**Task goal:**
Quote all lines below exactly. Images stay out.

**Dataset entries on figures:**
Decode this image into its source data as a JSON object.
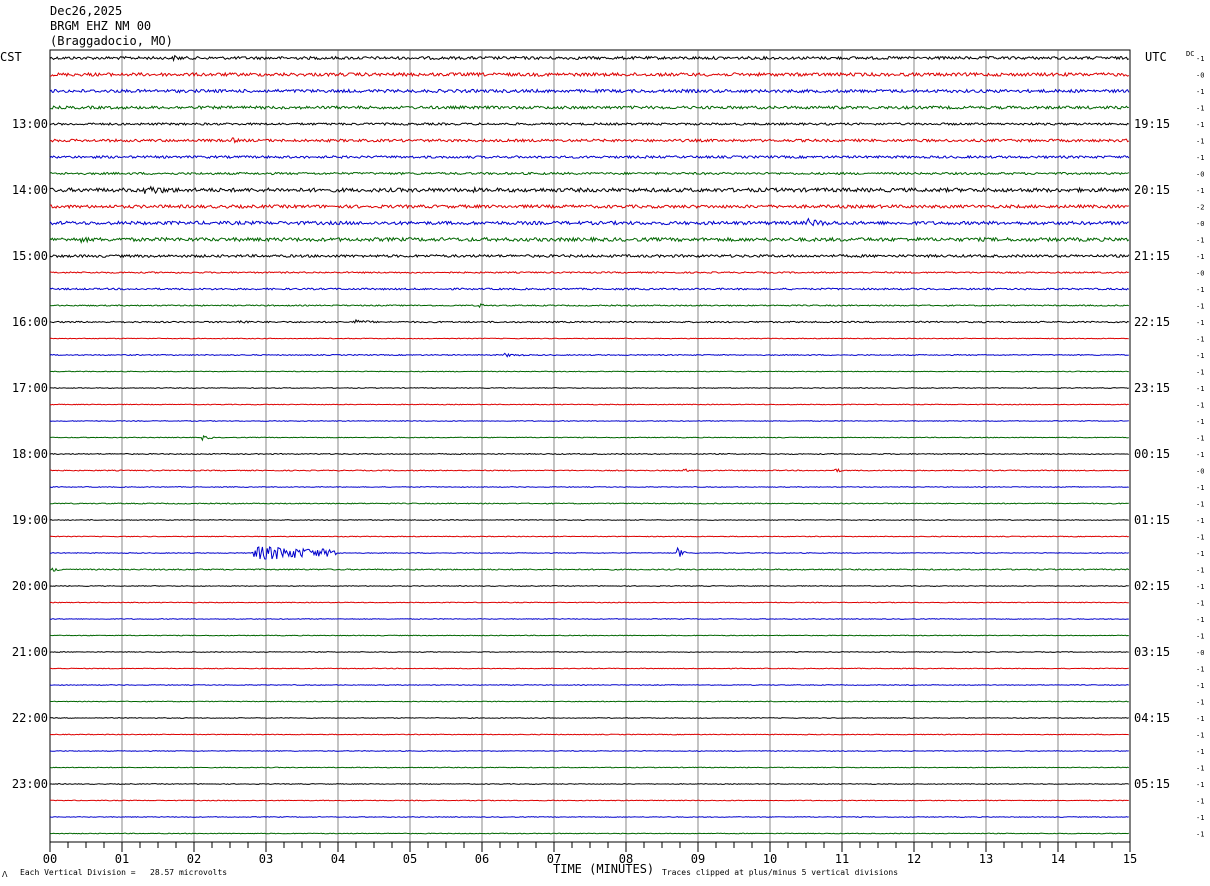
{
  "header": {
    "date": "Dec26,2025",
    "station": "BRGM EHZ NM 00",
    "location": "(Braggadocio, MO)"
  },
  "labels": {
    "left_tz": "CST",
    "right_tz": "UTC",
    "dc_label": "DC",
    "xlabel": "TIME (MINUTES)",
    "scale_note": "Each Vertical Division =   28.57 microvolts",
    "clip_note": "Traces clipped at plus/minus 5 vertical divisions",
    "corner_mark": "ᐱ"
  },
  "chart_data": {
    "type": "line",
    "title": "BRGM EHZ NM 00",
    "xlabel": "TIME (MINUTES)",
    "xlim": [
      0,
      15
    ],
    "x_ticks": [
      "00",
      "01",
      "02",
      "03",
      "04",
      "05",
      "06",
      "07",
      "08",
      "09",
      "10",
      "11",
      "12",
      "13",
      "14",
      "15"
    ],
    "row_minutes": 15,
    "trace_count": 48,
    "trace_colors": [
      "#000000",
      "#dd0000",
      "#0000cc",
      "#006600"
    ],
    "left_hour_labels": [
      {
        "row": 4,
        "text": "13:00"
      },
      {
        "row": 8,
        "text": "14:00"
      },
      {
        "row": 12,
        "text": "15:00"
      },
      {
        "row": 16,
        "text": "16:00"
      },
      {
        "row": 20,
        "text": "17:00"
      },
      {
        "row": 24,
        "text": "18:00"
      },
      {
        "row": 28,
        "text": "19:00"
      },
      {
        "row": 32,
        "text": "20:00"
      },
      {
        "row": 36,
        "text": "21:00"
      },
      {
        "row": 40,
        "text": "22:00"
      },
      {
        "row": 44,
        "text": "23:00"
      }
    ],
    "right_hour_labels": [
      {
        "row": 4,
        "text": "19:15"
      },
      {
        "row": 8,
        "text": "20:15"
      },
      {
        "row": 12,
        "text": "21:15"
      },
      {
        "row": 16,
        "text": "22:15"
      },
      {
        "row": 20,
        "text": "23:15"
      },
      {
        "row": 24,
        "text": "00:15"
      },
      {
        "row": 28,
        "text": "01:15"
      },
      {
        "row": 32,
        "text": "02:15"
      },
      {
        "row": 36,
        "text": "03:15"
      },
      {
        "row": 40,
        "text": "04:15"
      },
      {
        "row": 44,
        "text": "05:15"
      }
    ],
    "dc_offsets": [
      "-1",
      "-0",
      "-1",
      "-1",
      "-1",
      "-1",
      "-1",
      "-0",
      "-1",
      "-2",
      "-0",
      "-1",
      "-1",
      "-0",
      "-1",
      "-1",
      "-1",
      "-1",
      "-1",
      "-1",
      "-1",
      "-1",
      "-1",
      "-1",
      "-1",
      "-0",
      "-1",
      "-1",
      "-1",
      "-1",
      "-1",
      "-1",
      "-1",
      "-1",
      "-1",
      "-1",
      "-0",
      "-1",
      "-1",
      "-1",
      "-1",
      "-1",
      "-1",
      "-1",
      "-1",
      "-1",
      "-1",
      "-1"
    ],
    "noise_amplitude_divs": [
      1.2,
      1.4,
      1.3,
      1.2,
      0.9,
      1.1,
      1.0,
      0.9,
      1.6,
      1.3,
      1.4,
      1.5,
      1.1,
      0.6,
      0.7,
      0.5,
      0.6,
      0.3,
      0.4,
      0.3,
      0.3,
      0.3,
      0.3,
      0.3,
      0.4,
      0.4,
      0.3,
      0.4,
      0.3,
      0.3,
      0.3,
      0.5,
      0.3,
      0.3,
      0.3,
      0.3,
      0.3,
      0.3,
      0.3,
      0.3,
      0.3,
      0.3,
      0.3,
      0.3,
      0.3,
      0.3,
      0.3,
      0.3
    ],
    "events": [
      {
        "row": 0,
        "minute": 1.7,
        "duration": 0.4,
        "amplitude_divs": 2
      },
      {
        "row": 5,
        "minute": 2.5,
        "duration": 0.3,
        "amplitude_divs": 2
      },
      {
        "row": 8,
        "minute": 1.3,
        "duration": 0.5,
        "amplitude_divs": 4
      },
      {
        "row": 8,
        "minute": 5.8,
        "duration": 0.5,
        "amplitude_divs": 2
      },
      {
        "row": 10,
        "minute": 10.5,
        "duration": 0.6,
        "amplitude_divs": 3
      },
      {
        "row": 11,
        "minute": 0.4,
        "duration": 0.6,
        "amplitude_divs": 2
      },
      {
        "row": 15,
        "minute": 5.95,
        "duration": 0.1,
        "amplitude_divs": 2
      },
      {
        "row": 16,
        "minute": 2.6,
        "duration": 0.2,
        "amplitude_divs": 2
      },
      {
        "row": 16,
        "minute": 4.2,
        "duration": 0.3,
        "amplitude_divs": 2
      },
      {
        "row": 18,
        "minute": 6.3,
        "duration": 0.3,
        "amplitude_divs": 1.5
      },
      {
        "row": 23,
        "minute": 2.1,
        "duration": 0.15,
        "amplitude_divs": 2
      },
      {
        "row": 25,
        "minute": 8.8,
        "duration": 0.1,
        "amplitude_divs": 2.5
      },
      {
        "row": 25,
        "minute": 10.9,
        "duration": 0.1,
        "amplitude_divs": 2
      },
      {
        "row": 30,
        "minute": 2.8,
        "duration": 1.2,
        "amplitude_divs": 7
      },
      {
        "row": 30,
        "minute": 8.7,
        "duration": 0.15,
        "amplitude_divs": 4
      },
      {
        "row": 31,
        "minute": 0.0,
        "duration": 0.3,
        "amplitude_divs": 1.5
      }
    ]
  }
}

**Full answer:**
Decode this image into its source data as a JSON object.
{
  "header": {
    "date": "Dec26,2025",
    "station": "BRGM EHZ NM 00",
    "location": "(Braggadocio, MO)"
  },
  "labels": {
    "left_tz": "CST",
    "right_tz": "UTC",
    "dc_label": "DC",
    "xlabel": "TIME (MINUTES)",
    "scale_note": "Each Vertical Division =   28.57 microvolts",
    "clip_note": "Traces clipped at plus/minus 5 vertical divisions",
    "corner_mark": "ᐱ"
  },
  "chart_data": {
    "type": "line",
    "title": "BRGM EHZ NM 00",
    "xlabel": "TIME (MINUTES)",
    "xlim": [
      0,
      15
    ],
    "x_ticks": [
      "00",
      "01",
      "02",
      "03",
      "04",
      "05",
      "06",
      "07",
      "08",
      "09",
      "10",
      "11",
      "12",
      "13",
      "14",
      "15"
    ],
    "row_minutes": 15,
    "trace_count": 48,
    "trace_colors": [
      "#000000",
      "#dd0000",
      "#0000cc",
      "#006600"
    ],
    "left_hour_labels": [
      {
        "row": 4,
        "text": "13:00"
      },
      {
        "row": 8,
        "text": "14:00"
      },
      {
        "row": 12,
        "text": "15:00"
      },
      {
        "row": 16,
        "text": "16:00"
      },
      {
        "row": 20,
        "text": "17:00"
      },
      {
        "row": 24,
        "text": "18:00"
      },
      {
        "row": 28,
        "text": "19:00"
      },
      {
        "row": 32,
        "text": "20:00"
      },
      {
        "row": 36,
        "text": "21:00"
      },
      {
        "row": 40,
        "text": "22:00"
      },
      {
        "row": 44,
        "text": "23:00"
      }
    ],
    "right_hour_labels": [
      {
        "row": 4,
        "text": "19:15"
      },
      {
        "row": 8,
        "text": "20:15"
      },
      {
        "row": 12,
        "text": "21:15"
      },
      {
        "row": 16,
        "text": "22:15"
      },
      {
        "row": 20,
        "text": "23:15"
      },
      {
        "row": 24,
        "text": "00:15"
      },
      {
        "row": 28,
        "text": "01:15"
      },
      {
        "row": 32,
        "text": "02:15"
      },
      {
        "row": 36,
        "text": "03:15"
      },
      {
        "row": 40,
        "text": "04:15"
      },
      {
        "row": 44,
        "text": "05:15"
      }
    ],
    "dc_offsets": [
      "-1",
      "-0",
      "-1",
      "-1",
      "-1",
      "-1",
      "-1",
      "-0",
      "-1",
      "-2",
      "-0",
      "-1",
      "-1",
      "-0",
      "-1",
      "-1",
      "-1",
      "-1",
      "-1",
      "-1",
      "-1",
      "-1",
      "-1",
      "-1",
      "-1",
      "-0",
      "-1",
      "-1",
      "-1",
      "-1",
      "-1",
      "-1",
      "-1",
      "-1",
      "-1",
      "-1",
      "-0",
      "-1",
      "-1",
      "-1",
      "-1",
      "-1",
      "-1",
      "-1",
      "-1",
      "-1",
      "-1",
      "-1"
    ],
    "noise_amplitude_divs": [
      1.2,
      1.4,
      1.3,
      1.2,
      0.9,
      1.1,
      1.0,
      0.9,
      1.6,
      1.3,
      1.4,
      1.5,
      1.1,
      0.6,
      0.7,
      0.5,
      0.6,
      0.3,
      0.4,
      0.3,
      0.3,
      0.3,
      0.3,
      0.3,
      0.4,
      0.4,
      0.3,
      0.4,
      0.3,
      0.3,
      0.3,
      0.5,
      0.3,
      0.3,
      0.3,
      0.3,
      0.3,
      0.3,
      0.3,
      0.3,
      0.3,
      0.3,
      0.3,
      0.3,
      0.3,
      0.3,
      0.3,
      0.3
    ],
    "events": [
      {
        "row": 0,
        "minute": 1.7,
        "duration": 0.4,
        "amplitude_divs": 2
      },
      {
        "row": 5,
        "minute": 2.5,
        "duration": 0.3,
        "amplitude_divs": 2
      },
      {
        "row": 8,
        "minute": 1.3,
        "duration": 0.5,
        "amplitude_divs": 4
      },
      {
        "row": 8,
        "minute": 5.8,
        "duration": 0.5,
        "amplitude_divs": 2
      },
      {
        "row": 10,
        "minute": 10.5,
        "duration": 0.6,
        "amplitude_divs": 3
      },
      {
        "row": 11,
        "minute": 0.4,
        "duration": 0.6,
        "amplitude_divs": 2
      },
      {
        "row": 15,
        "minute": 5.95,
        "duration": 0.1,
        "amplitude_divs": 2
      },
      {
        "row": 16,
        "minute": 2.6,
        "duration": 0.2,
        "amplitude_divs": 2
      },
      {
        "row": 16,
        "minute": 4.2,
        "duration": 0.3,
        "amplitude_divs": 2
      },
      {
        "row": 18,
        "minute": 6.3,
        "duration": 0.3,
        "amplitude_divs": 1.5
      },
      {
        "row": 23,
        "minute": 2.1,
        "duration": 0.15,
        "amplitude_divs": 2
      },
      {
        "row": 25,
        "minute": 8.8,
        "duration": 0.1,
        "amplitude_divs": 2.5
      },
      {
        "row": 25,
        "minute": 10.9,
        "duration": 0.1,
        "amplitude_divs": 2
      },
      {
        "row": 30,
        "minute": 2.8,
        "duration": 1.2,
        "amplitude_divs": 7
      },
      {
        "row": 30,
        "minute": 8.7,
        "duration": 0.15,
        "amplitude_divs": 4
      },
      {
        "row": 31,
        "minute": 0.0,
        "duration": 0.3,
        "amplitude_divs": 1.5
      }
    ]
  }
}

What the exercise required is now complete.